● Exercise details: Find all the lines with "Checking" and gather them.

-- -- --

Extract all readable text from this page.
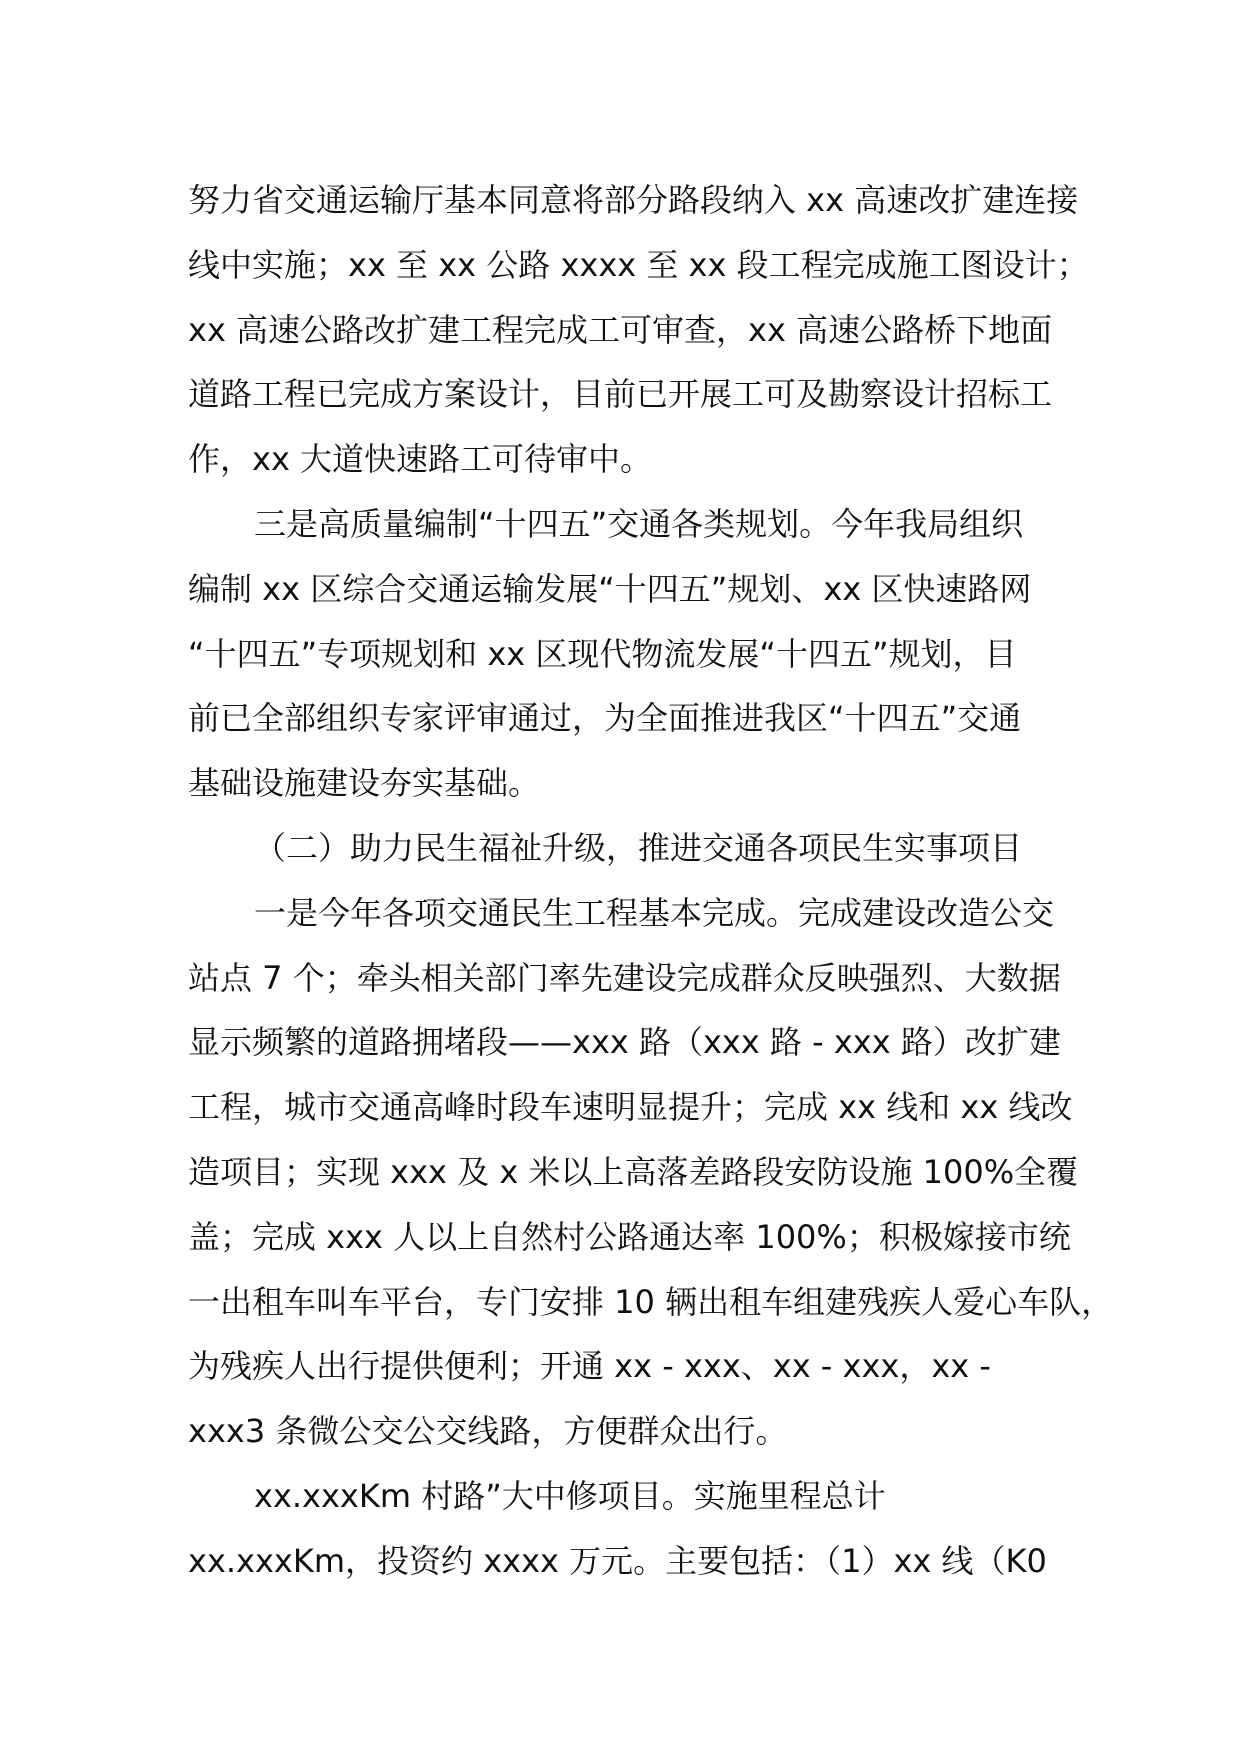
努力省交通运输厅基本同意将部分路段纳入 xx 高速改扩建连接
线中实施；xx 至 xx 公路 xxxx 至 xx 段工程完成施工图设计；
xx 高速公路改扩建工程完成工可审查，xx 高速公路桥下地面
道路工程已完成方案设计，目前已开展工可及勘察设计招标工
作，xx 大道快速路工可待审中。
三是高质量编制“十四五”交通各类规划。今年我局组织
编制 xx 区综合交通运输发展“十四五”规划、xx 区快速路网
“十四五”专项规划和 xx 区现代物流发展“十四五”规划，目
前已全部组织专家评审通过，为全面推进我区“十四五”交通
基础设施建设夯实基础。
（二）助力民生福祉升级，推进交通各项民生实事项目
一是今年各项交通民生工程基本完成。完成建设改造公交
站点 7 个；牵头相关部门率先建设完成群众反映强烈、大数据
显示频繁的道路拥堵段——xxx 路（xxx 路 - xxx 路）改扩建
工程，城市交通高峰时段车速明显提升；完成 xx 线和 xx 线改
造项目；实现 xxx 及 x 米以上高落差路段安防设施 100%全覆
盖；完成 xxx 人以上自然村公路通达率 100%；积极嫁接市统
一出租车叫车平台，专门安排 10 辆出租车组建残疾人爱心车队，
为残疾人出行提供便利；开通 xx - xxx、xx - xxx，xx -
xxx3 条微公交公交线路，方便群众出行。
xx.xxxKm 村路”大中修项目。实施里程总计
xx.xxxKm，投资约 xxxx 万元。主要包括：（1）xx 线（K0
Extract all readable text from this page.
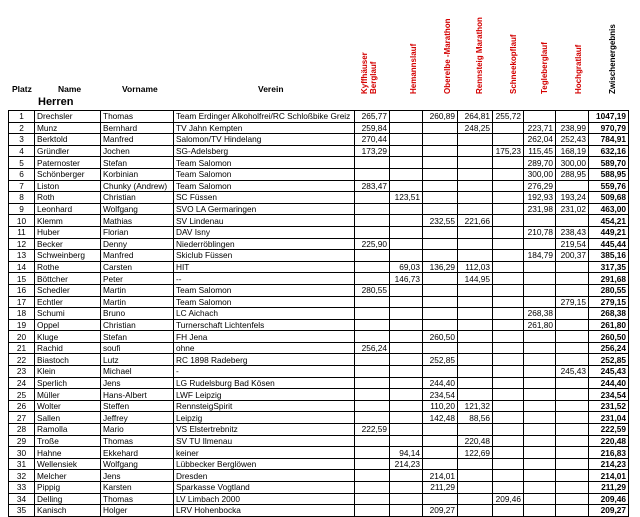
Platz	Name	Vorname	Verein	Kyffhäuser Berglauf	Hemannslauf	Oberelbe -Marathon	Rennsteig Marathon	Schneekopflauf	Tegleberglauf	Hochgratlauf	Zwischenergebnis
Herren
1	Drechsler	Thomas	Team Erdinger Alkoholfrei/RC Schloßbike Greiz	265,77		260,89	264,81	255,72			1047,19
2	Munz	Bernhard	TV Jahn Kempten	259,84			248,25		223,71	238,99	970,79
3	Berktold	Manfred	Salomon/TV Hindelang	270,44					262,04	252,43	784,91
4	Gründler	Jochen	SG-Adelsberg	173,29				175,23	115,45	168,19	632,16
5	Paternoster	Stefan	Team Salomon						289,70	300,00	589,70
6	Schönberger	Korbinian	Team Salomon						300,00	288,95	588,95
7	Liston	Chunky (Andrew)	Team Salomon	283,47					276,29		559,76
8	Roth	Christian	SC Füssen		123,51				192,93	193,24	509,68
9	Leonhard	Wolfgang	SVO LA Germaringen						231,98	231,02	463,00
10	Klemm	Mathias	SV Lindenau			232,55	221,66				454,21
11	Huber	Florian	DAV Isny						210,78	238,43	449,21
12	Becker	Denny	Niederröblingen	225,90						219,54	445,44
13	Schweinberg	Manfred	Skiclub Füssen						184,79	200,37	385,16
14	Rothe	Carsten	HIT		69,03	136,29	112,03				317,35
15	Böttcher	Peter	--		146,73		144,95				291,68
16	Schedler	Martin	Team Salomon	280,55							280,55
17	Echtler	Martin	Team Salomon							279,15	279,15
18	Schumi	Bruno	LC Aichach						268,38		268,38
19	Oppel	Christian	Turnerschaft Lichtenfels						261,80		261,80
20	Kluge	Stefan	FH Jena			260,50					260,50
21	Rachid	soufi	ohne	256,24							256,24
22	Biastoch	Lutz	RC 1898 Radeberg			252,85					252,85
23	Klein	Michael	-							245,43	245,43
24	Sperlich	Jens	LG Rudelsburg Bad Kösen			244,40					244,40
25	Müller	Hans-Albert	LWF Leipzig			234,54					234,54
26	Wolter	Steffen	RennsteigSpirit			110,20	121,32				231,52
27	Sallen	Jeffrey	Leipzig			142,48	88,56				231,04
28	Ramolla	Mario	VS Elstertrebnitz	222,59							222,59
29	Troße	Thomas	SV TU Ilmenau				220,48				220,48
30	Hahne	Ekkehard	keiner		94,14		122,69				216,83
31	Wellensiek	Wolfgang	Lübbecker Berglöwen		214,23						214,23
32	Melcher	Jens	Dresden			214,01					214,01
33	Pippig	Karsten	Sparkasse Vogtland			211,29					211,29
34	Delling	Thomas	LV Limbach 2000					209,46			209,46
35	Kanisch	Holger	LRV Hohenbocka			209,27					209,27
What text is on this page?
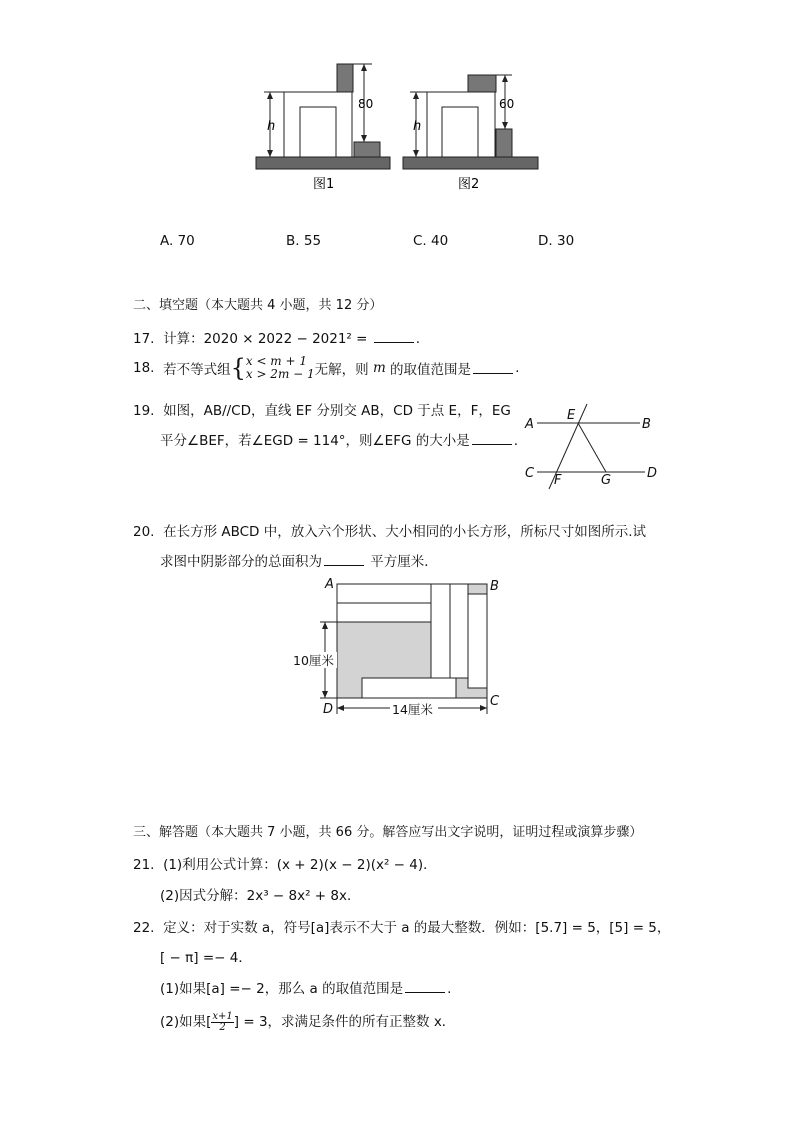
h	h
80	60
图1	图2
A. 70	B. 55	C. 40	D. 30
二、填空题（本大题共 4 小题，共 12 分）
17. 计算：2020 × 2022 − 2021² =	.
18. 若不等式组{ x < m + 1
x > 2m − 1 无解，则 m 的取值范围是	.
19. 如图，AB//CD，直线 EF 分别交 AB，CD 于点 E，F，EG
平分∠BEF，若∠EGD = 114°，则∠EFG 的大小是	.
A	B
E
C	D
F	G
20. 在长方形 ABCD 中，放入六个形状、大小相同的小长方形，所标尺寸如图所示.试
求图中阴影部分的总面积为	平方厘米．
10厘米
14厘米
A	B
C
D
三、解答题（本大题共 7 小题，共 66 分。解答应写出文字说明，证明过程或演算步骤）
21. (1)利用公式计算：(x + 2)(x − 2)(x² − 4)．
(2)因式分解：2x³ − 8x² + 8x．
22. 定义：对于实数 a，符号[a]表示不大于 a 的最大整数．例如：[5.7] = 5，[5] = 5，
[ − π] =− 4．
(1)如果[a] =− 2，那么 a 的取值范围是	.
(2)如果[ $\frac{x+1}{2}$ ] = 3，求满足条件的所有正整数 x．
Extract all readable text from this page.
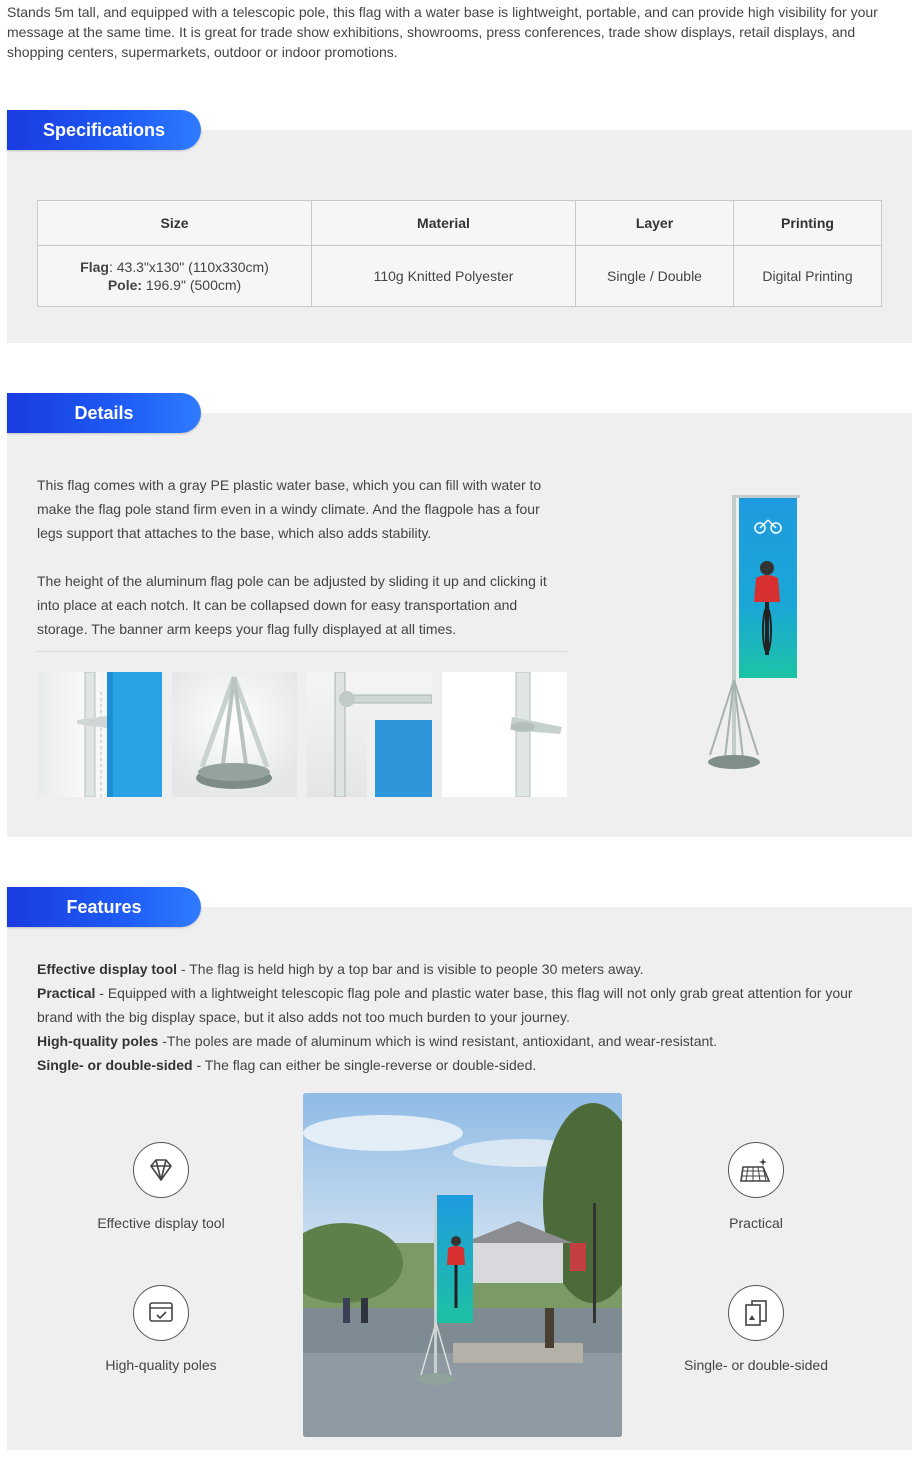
Stands 5m tall, and equipped with a telescopic pole, this flag with a water base is lightweight, portable, and can provide high visibility for your message at the same time. It is great for trade show exhibitions, showrooms, press conferences, trade show displays, retail displays, and shopping centers, supermarkets, outdoor or indoor promotions.
Specifications
Size	Material	Layer	Printing

Flag: 43.3"x130" (110x330cm)
Pole: 196.9" (500cm)	110g Knitted Polyester	Single / Double	Digital Printing
Details

This flag comes with a gray PE plastic water base, which you can fill with water to make the flag pole stand firm even in a windy climate. And the flagpole has a four legs support that attaches to the base, which also adds stability.

The height of the aluminum flag pole can be adjusted by sliding it up and clicking it into place at each notch. It can be collapsed down for easy transportation and storage. The banner arm keeps your flag fully displayed at all times.

Features
Effective display tool - The flag is held high by a top bar and is visible to people 30 meters away.
Practical - Equipped with a lightweight telescopic flag pole and plastic water base, this flag will not only grab great attention for your brand with the big display space, but it also adds not too much burden to your journey.
High-quality poles -The poles are made of aluminum which is wind resistant, antioxidant, and wear-resistant.
Single- or double-sided - The flag can either be single-reverse or double-sided.
Effective display tool	Practical
High-quality poles	Single- or double-sided
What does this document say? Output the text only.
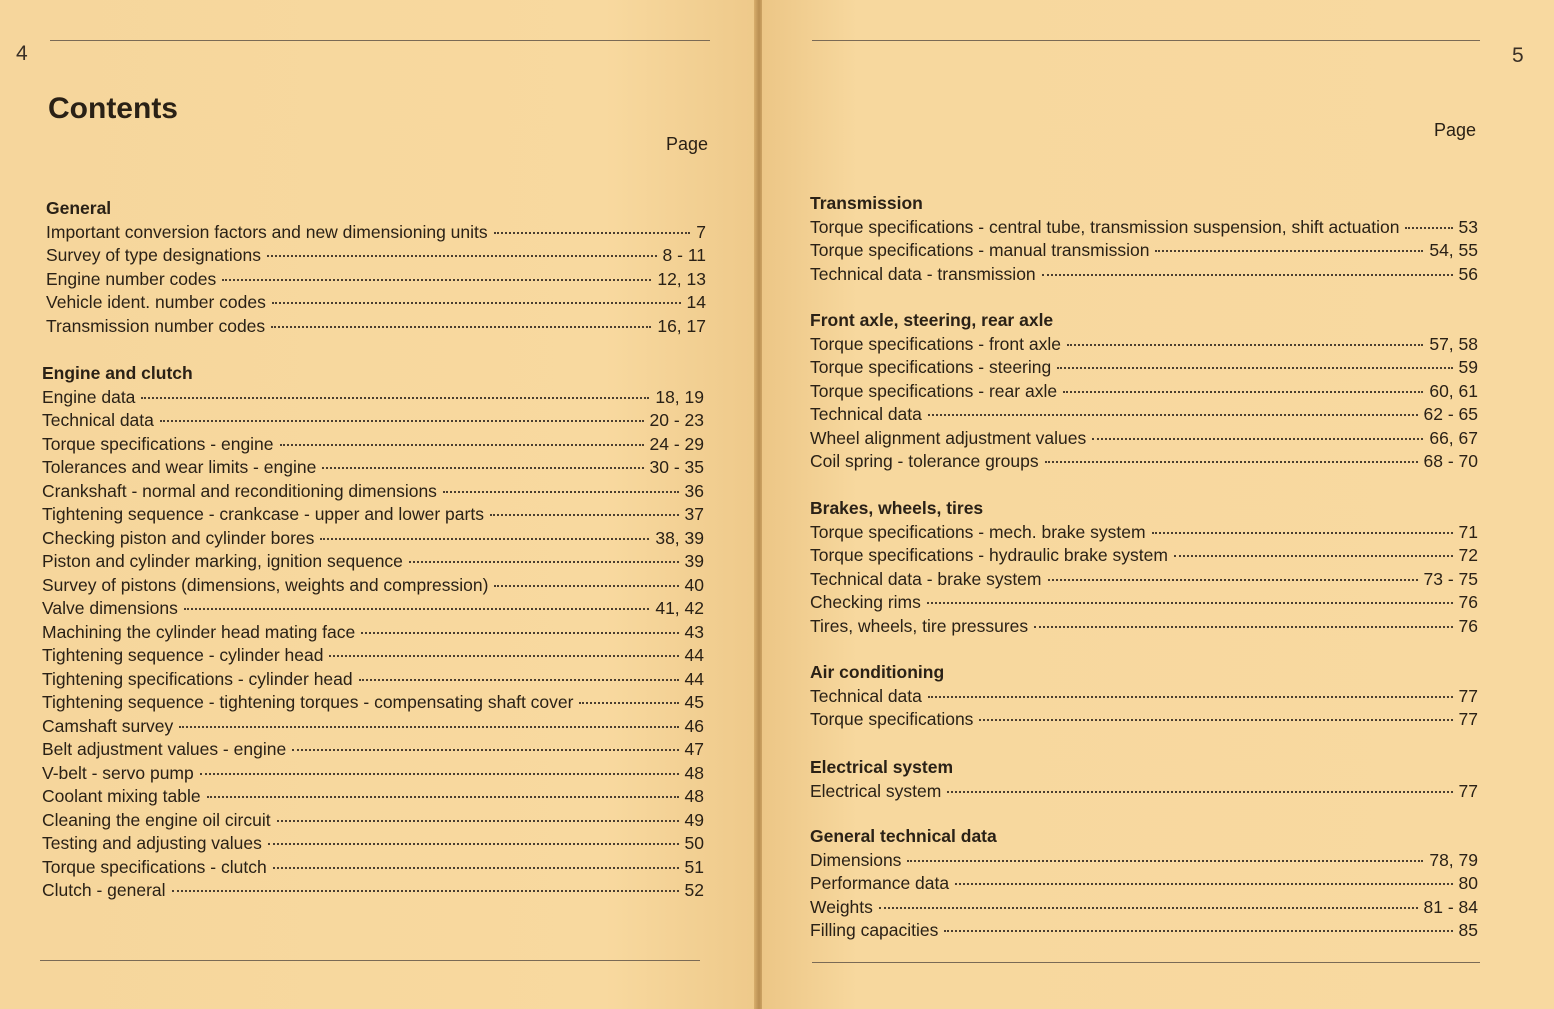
4
Contents
Page
General
Important conversion factors and new dimensioning units	7
Survey of type designations	8 - 11
Engine number codes	12, 13
Vehicle ident. number codes	14
Transmission number codes	16, 17
Engine and clutch
Engine data	18, 19
Technical data	20 - 23
Torque specifications - engine	24 - 29
Tolerances and wear limits - engine	30 - 35
Crankshaft - normal and reconditioning dimensions	36
Tightening sequence - crankcase - upper and lower parts	37
Checking piston and cylinder bores	38, 39
Piston and cylinder marking, ignition sequence	39
Survey of pistons (dimensions, weights and compression)	40
Valve dimensions	41, 42
Machining the cylinder head mating face	43
Tightening sequence - cylinder head	44
Tightening specifications - cylinder head	44
Tightening sequence - tightening torques - compensating shaft cover	45
Camshaft survey	46
Belt adjustment values - engine	47
V-belt - servo pump	48
Coolant mixing table	48
Cleaning the engine oil circuit	49
Testing and adjusting values	50
Torque specifications - clutch	51
Clutch - general	52
5
Page
Transmission
Torque specifications - central tube, transmission suspension, shift actuation	53
Torque specifications - manual transmission	54, 55
Technical data - transmission	56
Front axle, steering, rear axle
Torque specifications - front axle	57, 58
Torque specifications - steering	59
Torque specifications - rear axle	60, 61
Technical data	62 - 65
Wheel alignment adjustment values	66, 67
Coil spring - tolerance groups	68 - 70
Brakes, wheels, tires
Torque specifications - mech. brake system	71
Torque specifications - hydraulic brake system	72
Technical data - brake system	73 - 75
Checking rims	76
Tires, wheels, tire pressures	76
Air conditioning
Technical data	77
Torque specifications	77
Electrical system
Electrical system	77
General technical data
Dimensions	78, 79
Performance data	80
Weights	81 - 84
Filling capacities	85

-- -- --

● Correct response:
Checking piston and cylinder bores	38, 39
Checking rims	76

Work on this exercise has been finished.